■ **BRIEF**
Report the count of lines holding "screenshot" in the records, with no other words.

■ **DATA IN THIS EXERCISE**
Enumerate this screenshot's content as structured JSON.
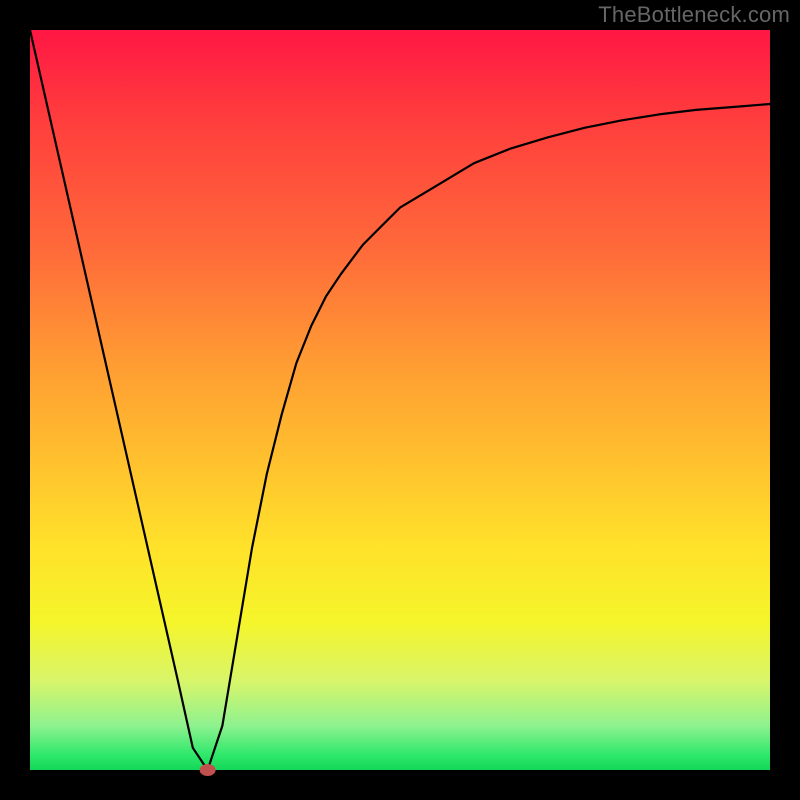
{
  "watermark": "TheBottleneck.com",
  "chart_data": {
    "type": "line",
    "title": "",
    "xlabel": "",
    "ylabel": "",
    "xlim": [
      0,
      100
    ],
    "ylim": [
      0,
      100
    ],
    "grid": false,
    "series": [
      {
        "name": "curve",
        "color": "#000000",
        "x": [
          0,
          5,
          10,
          15,
          20,
          22,
          24,
          26,
          28,
          30,
          32,
          34,
          36,
          38,
          40,
          42,
          45,
          50,
          55,
          60,
          65,
          70,
          75,
          80,
          85,
          90,
          95,
          100
        ],
        "y": [
          100,
          78,
          56,
          34,
          12,
          3,
          0,
          6,
          18,
          30,
          40,
          48,
          55,
          60,
          64,
          67,
          71,
          76,
          79,
          82,
          84,
          85.5,
          86.8,
          87.8,
          88.6,
          89.2,
          89.6,
          90
        ]
      },
      {
        "name": "marker",
        "type": "scatter",
        "color": "#c0504d",
        "x": [
          24
        ],
        "y": [
          0
        ]
      }
    ],
    "annotations": []
  },
  "colors": {
    "gradient_top": "#ff1744",
    "gradient_bottom": "#13d657",
    "curve": "#000000",
    "marker": "#c0504d",
    "frame": "#000000"
  }
}
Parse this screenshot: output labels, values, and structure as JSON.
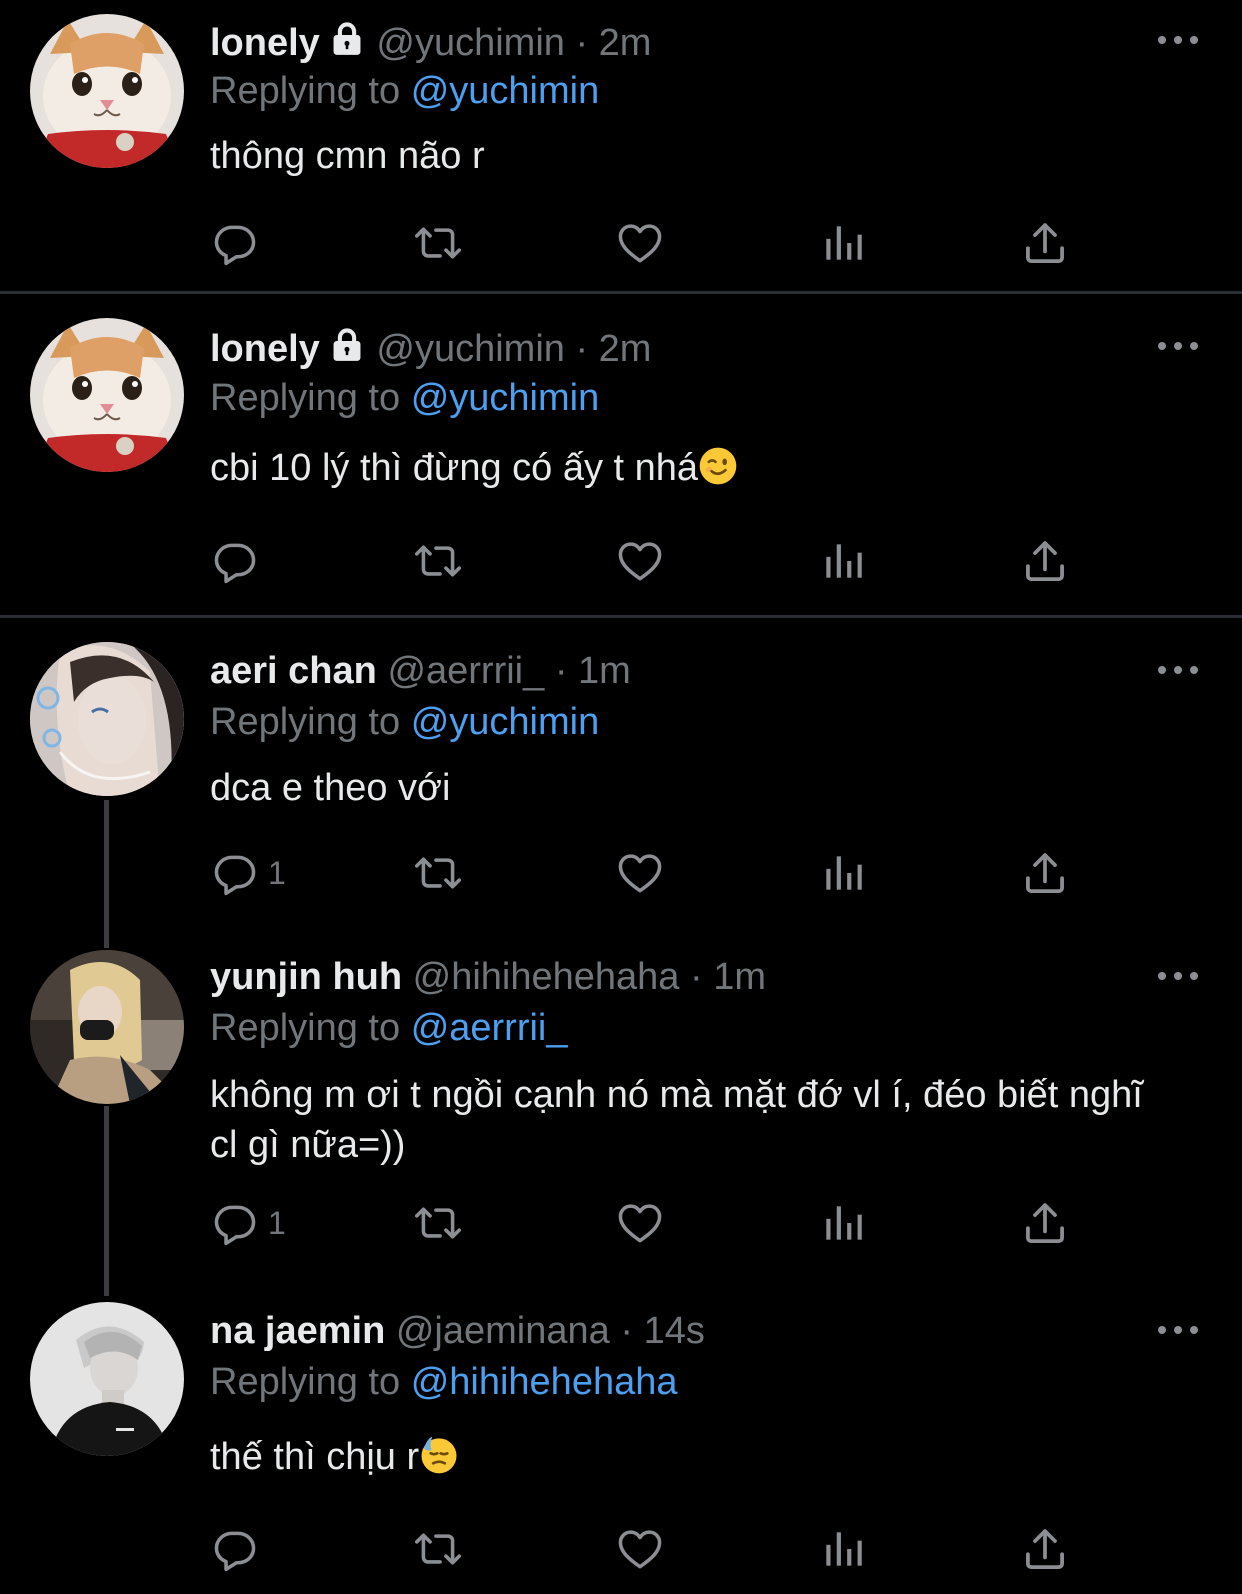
{
  "colors": {
    "background": "#000000",
    "text": "#e7e9ea",
    "muted": "#71767b",
    "link": "#4d9ff0",
    "divider": "#2a2d31"
  },
  "tweets": [
    {
      "name": "lonely",
      "handle": "@yuchimin",
      "dot": "·",
      "time": "2m",
      "replying_label": "Replying to",
      "reply_to": "@yuchimin",
      "text": "thông cmn não r",
      "reply_count": ""
    },
    {
      "name": "lonely",
      "handle": "@yuchimin",
      "dot": "·",
      "time": "2m",
      "replying_label": "Replying to",
      "reply_to": "@yuchimin",
      "text": "cbi 10 lý thì đừng có ấy t nhá",
      "reply_count": ""
    },
    {
      "name": "aeri chan",
      "handle": "@aerrrii_",
      "dot": "·",
      "time": "1m",
      "replying_label": "Replying to",
      "reply_to": "@yuchimin",
      "text": "dca e theo với",
      "reply_count": "1"
    },
    {
      "name": "yunjin huh",
      "handle": "@hihihehehaha",
      "dot": "·",
      "time": "1m",
      "replying_label": "Replying to",
      "reply_to": "@aerrrii_",
      "text": "không m ơi t ngồi cạnh nó mà mặt đớ vl í, đéo biết nghĩ cl gì nữa=))",
      "reply_count": "1"
    },
    {
      "name": "na jaemin",
      "handle": "@jaeminana",
      "dot": "·",
      "time": "14s",
      "replying_label": "Replying to",
      "reply_to": "@hihihehehaha",
      "text": "thế thì chịu r",
      "reply_count": ""
    }
  ]
}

■ **RESPONSE BELOW**
2